Required task
Pull every line that holds the word "header" from the entries.

(Stored items from a collection)

==================================================

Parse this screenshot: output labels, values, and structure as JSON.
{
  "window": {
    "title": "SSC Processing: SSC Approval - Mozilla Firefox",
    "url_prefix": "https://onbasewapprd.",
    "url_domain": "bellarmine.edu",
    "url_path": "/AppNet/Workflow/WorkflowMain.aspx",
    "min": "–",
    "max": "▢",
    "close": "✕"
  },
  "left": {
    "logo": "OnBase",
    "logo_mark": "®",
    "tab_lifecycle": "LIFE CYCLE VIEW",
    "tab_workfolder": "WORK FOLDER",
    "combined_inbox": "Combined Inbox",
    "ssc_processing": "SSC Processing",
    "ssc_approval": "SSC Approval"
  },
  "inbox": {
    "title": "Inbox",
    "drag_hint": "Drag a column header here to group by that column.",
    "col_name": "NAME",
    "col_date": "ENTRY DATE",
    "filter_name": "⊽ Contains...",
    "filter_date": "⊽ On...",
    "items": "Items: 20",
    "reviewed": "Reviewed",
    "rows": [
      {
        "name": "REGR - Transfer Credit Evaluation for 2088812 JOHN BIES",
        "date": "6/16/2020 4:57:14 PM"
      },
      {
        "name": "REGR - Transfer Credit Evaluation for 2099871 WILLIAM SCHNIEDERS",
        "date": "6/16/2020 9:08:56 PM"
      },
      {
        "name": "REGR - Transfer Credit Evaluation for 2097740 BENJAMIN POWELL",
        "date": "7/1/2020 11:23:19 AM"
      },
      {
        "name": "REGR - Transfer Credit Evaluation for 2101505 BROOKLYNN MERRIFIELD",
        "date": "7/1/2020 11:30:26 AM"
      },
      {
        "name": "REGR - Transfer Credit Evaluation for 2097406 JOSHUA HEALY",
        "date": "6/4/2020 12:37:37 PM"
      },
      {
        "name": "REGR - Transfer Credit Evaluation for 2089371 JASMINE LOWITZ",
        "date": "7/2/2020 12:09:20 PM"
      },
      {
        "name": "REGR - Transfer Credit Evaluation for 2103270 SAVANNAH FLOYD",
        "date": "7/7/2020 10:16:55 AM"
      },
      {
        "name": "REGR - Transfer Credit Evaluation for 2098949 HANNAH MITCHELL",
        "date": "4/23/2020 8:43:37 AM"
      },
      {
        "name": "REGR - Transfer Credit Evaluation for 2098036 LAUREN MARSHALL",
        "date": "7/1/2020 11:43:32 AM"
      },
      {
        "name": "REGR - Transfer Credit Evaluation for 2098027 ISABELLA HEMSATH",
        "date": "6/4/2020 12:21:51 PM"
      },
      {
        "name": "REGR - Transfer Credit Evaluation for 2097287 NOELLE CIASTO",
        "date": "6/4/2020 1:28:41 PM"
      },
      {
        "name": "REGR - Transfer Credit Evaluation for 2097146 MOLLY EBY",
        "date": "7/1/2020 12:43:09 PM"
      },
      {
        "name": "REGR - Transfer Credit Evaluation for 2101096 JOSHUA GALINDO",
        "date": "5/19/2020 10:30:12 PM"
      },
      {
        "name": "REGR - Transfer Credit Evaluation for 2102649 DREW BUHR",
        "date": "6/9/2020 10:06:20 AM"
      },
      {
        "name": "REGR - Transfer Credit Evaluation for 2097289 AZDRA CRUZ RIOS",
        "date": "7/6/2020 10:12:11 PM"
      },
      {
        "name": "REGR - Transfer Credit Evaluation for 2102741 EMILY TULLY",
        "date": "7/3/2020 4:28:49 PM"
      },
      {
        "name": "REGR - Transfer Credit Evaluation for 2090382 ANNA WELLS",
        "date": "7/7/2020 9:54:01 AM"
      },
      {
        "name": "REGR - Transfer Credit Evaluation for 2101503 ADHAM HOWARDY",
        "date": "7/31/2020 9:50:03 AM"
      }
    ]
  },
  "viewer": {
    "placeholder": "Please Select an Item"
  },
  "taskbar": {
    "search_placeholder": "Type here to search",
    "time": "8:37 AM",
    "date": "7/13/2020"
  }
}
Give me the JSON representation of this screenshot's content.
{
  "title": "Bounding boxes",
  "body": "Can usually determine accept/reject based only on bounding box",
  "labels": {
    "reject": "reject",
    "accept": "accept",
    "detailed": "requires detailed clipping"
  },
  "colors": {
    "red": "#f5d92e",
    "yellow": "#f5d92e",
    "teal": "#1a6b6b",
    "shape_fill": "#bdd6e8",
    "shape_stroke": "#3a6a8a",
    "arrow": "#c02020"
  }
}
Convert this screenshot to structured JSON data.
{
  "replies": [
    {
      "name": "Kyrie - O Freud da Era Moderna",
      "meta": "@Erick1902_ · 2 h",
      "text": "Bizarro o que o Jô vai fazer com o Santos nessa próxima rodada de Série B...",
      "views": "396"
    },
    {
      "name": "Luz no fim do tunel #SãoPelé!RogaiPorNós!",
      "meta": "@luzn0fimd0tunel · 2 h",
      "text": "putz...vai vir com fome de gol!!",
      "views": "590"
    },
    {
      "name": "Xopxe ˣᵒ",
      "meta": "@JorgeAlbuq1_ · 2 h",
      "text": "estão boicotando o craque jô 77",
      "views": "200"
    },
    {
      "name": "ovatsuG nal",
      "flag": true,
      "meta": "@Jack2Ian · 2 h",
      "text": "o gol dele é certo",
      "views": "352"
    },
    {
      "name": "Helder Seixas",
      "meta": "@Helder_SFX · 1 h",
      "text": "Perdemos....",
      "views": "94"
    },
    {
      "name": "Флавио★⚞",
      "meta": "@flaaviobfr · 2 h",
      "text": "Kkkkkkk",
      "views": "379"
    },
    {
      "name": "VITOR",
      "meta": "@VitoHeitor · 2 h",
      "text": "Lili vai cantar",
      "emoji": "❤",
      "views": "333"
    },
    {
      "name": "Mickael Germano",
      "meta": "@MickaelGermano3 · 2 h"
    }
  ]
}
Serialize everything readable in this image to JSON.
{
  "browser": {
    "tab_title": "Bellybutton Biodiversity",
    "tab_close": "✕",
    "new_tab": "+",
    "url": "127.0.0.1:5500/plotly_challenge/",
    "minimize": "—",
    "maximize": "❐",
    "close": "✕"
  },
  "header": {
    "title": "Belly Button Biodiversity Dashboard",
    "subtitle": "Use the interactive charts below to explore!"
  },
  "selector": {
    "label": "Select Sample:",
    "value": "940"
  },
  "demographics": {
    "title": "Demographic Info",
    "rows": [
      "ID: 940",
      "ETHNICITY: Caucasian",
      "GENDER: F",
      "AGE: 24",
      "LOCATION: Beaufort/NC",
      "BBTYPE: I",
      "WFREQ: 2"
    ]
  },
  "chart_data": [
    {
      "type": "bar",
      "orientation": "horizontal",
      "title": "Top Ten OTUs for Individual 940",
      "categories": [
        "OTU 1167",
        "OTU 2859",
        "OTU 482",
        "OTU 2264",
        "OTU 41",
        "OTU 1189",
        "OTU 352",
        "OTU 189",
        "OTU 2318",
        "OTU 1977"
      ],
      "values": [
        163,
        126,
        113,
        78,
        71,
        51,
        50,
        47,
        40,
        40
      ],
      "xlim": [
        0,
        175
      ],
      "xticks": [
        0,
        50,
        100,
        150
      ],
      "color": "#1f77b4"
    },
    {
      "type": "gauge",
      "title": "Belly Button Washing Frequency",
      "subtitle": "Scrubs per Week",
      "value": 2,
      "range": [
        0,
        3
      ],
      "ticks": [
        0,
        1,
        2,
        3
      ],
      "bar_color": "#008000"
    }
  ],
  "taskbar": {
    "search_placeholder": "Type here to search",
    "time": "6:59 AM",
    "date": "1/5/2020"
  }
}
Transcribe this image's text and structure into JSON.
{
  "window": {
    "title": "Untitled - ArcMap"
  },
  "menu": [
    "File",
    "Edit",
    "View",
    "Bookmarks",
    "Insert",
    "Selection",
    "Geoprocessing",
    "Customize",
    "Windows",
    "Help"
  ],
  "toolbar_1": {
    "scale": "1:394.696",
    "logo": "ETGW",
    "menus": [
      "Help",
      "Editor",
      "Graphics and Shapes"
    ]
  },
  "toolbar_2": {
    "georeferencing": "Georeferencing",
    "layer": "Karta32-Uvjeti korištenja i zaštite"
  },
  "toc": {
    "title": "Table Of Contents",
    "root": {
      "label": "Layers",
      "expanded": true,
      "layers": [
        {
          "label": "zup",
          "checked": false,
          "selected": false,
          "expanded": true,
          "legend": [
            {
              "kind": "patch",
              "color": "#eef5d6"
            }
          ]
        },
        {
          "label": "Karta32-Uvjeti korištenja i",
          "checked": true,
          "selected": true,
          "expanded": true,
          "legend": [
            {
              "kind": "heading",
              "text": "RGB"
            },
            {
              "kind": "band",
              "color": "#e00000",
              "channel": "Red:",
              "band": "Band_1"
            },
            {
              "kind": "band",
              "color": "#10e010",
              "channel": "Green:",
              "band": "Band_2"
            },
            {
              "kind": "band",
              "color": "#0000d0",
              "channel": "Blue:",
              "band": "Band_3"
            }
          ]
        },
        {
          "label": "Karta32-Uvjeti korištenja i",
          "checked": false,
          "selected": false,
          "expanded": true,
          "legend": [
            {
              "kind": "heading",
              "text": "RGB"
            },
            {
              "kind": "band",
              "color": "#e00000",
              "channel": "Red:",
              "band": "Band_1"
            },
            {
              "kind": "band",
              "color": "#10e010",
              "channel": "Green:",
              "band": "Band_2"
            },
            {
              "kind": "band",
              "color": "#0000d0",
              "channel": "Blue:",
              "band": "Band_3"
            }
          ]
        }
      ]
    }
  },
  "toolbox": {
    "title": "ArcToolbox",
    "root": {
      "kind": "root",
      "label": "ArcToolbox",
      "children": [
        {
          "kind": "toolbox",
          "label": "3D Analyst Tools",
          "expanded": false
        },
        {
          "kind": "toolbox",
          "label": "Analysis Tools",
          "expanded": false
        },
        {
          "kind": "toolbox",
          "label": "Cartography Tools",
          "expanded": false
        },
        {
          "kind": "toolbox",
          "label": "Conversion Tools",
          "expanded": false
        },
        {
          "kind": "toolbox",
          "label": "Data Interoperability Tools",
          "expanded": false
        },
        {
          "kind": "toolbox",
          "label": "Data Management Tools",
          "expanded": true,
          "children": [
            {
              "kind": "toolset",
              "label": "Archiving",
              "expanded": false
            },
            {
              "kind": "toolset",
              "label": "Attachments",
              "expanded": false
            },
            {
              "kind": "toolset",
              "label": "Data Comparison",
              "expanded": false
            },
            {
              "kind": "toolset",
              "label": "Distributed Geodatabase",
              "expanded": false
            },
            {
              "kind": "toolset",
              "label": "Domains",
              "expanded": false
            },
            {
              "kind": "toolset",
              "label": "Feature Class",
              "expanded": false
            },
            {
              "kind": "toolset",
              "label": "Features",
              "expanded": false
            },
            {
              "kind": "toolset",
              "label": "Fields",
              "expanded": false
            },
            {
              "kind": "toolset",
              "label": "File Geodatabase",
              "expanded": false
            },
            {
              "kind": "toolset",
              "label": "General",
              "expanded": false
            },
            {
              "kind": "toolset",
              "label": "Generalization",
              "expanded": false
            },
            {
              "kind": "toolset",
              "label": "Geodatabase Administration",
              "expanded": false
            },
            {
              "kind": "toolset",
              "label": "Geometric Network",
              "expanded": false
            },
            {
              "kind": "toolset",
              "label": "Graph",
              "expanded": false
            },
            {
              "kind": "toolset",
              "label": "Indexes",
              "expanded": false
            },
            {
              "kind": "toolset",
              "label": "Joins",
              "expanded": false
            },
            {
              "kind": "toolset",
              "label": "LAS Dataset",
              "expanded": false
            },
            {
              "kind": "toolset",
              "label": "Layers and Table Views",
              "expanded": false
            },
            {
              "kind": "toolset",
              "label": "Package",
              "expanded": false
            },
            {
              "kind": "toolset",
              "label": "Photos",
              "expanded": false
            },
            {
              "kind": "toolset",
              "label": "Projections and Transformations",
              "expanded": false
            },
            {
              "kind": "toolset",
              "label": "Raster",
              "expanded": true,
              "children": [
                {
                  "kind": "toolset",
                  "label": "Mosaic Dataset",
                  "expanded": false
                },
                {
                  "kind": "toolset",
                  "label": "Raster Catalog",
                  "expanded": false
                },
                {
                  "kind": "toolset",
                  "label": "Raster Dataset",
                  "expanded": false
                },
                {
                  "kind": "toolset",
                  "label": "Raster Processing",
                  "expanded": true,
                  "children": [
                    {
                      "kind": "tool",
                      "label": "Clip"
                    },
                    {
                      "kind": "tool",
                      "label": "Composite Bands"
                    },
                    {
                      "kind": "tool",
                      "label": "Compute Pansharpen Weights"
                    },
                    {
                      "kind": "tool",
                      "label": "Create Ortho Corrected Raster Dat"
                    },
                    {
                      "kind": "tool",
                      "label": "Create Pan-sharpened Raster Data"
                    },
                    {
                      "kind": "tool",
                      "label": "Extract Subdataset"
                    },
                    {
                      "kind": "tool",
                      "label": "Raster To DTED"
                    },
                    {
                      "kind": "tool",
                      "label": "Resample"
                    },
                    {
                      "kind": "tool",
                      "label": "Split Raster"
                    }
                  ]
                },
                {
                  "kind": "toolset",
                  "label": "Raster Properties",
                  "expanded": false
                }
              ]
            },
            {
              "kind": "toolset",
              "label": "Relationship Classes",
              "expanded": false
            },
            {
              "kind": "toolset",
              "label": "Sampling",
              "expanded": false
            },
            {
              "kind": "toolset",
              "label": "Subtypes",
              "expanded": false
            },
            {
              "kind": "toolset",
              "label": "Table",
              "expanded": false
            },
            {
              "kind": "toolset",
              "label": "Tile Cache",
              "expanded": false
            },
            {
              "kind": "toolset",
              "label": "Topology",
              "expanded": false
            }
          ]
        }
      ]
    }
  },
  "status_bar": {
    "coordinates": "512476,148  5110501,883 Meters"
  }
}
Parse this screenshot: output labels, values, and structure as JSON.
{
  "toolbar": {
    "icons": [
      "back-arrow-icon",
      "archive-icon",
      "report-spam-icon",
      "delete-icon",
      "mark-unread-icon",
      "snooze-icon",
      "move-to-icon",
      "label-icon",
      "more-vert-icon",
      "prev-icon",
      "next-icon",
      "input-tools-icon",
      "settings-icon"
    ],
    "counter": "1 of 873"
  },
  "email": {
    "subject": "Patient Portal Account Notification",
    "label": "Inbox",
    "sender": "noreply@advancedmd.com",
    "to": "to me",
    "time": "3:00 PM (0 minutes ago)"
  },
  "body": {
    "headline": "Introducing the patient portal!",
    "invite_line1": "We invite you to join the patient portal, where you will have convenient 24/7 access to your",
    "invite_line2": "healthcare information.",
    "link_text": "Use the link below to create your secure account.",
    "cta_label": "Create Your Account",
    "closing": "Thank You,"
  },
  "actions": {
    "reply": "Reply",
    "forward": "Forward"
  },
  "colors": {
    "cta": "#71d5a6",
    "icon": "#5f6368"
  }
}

==================================================

Complete answer
    "drag_hint": "Drag a column header here to group by that column.",
  "header": {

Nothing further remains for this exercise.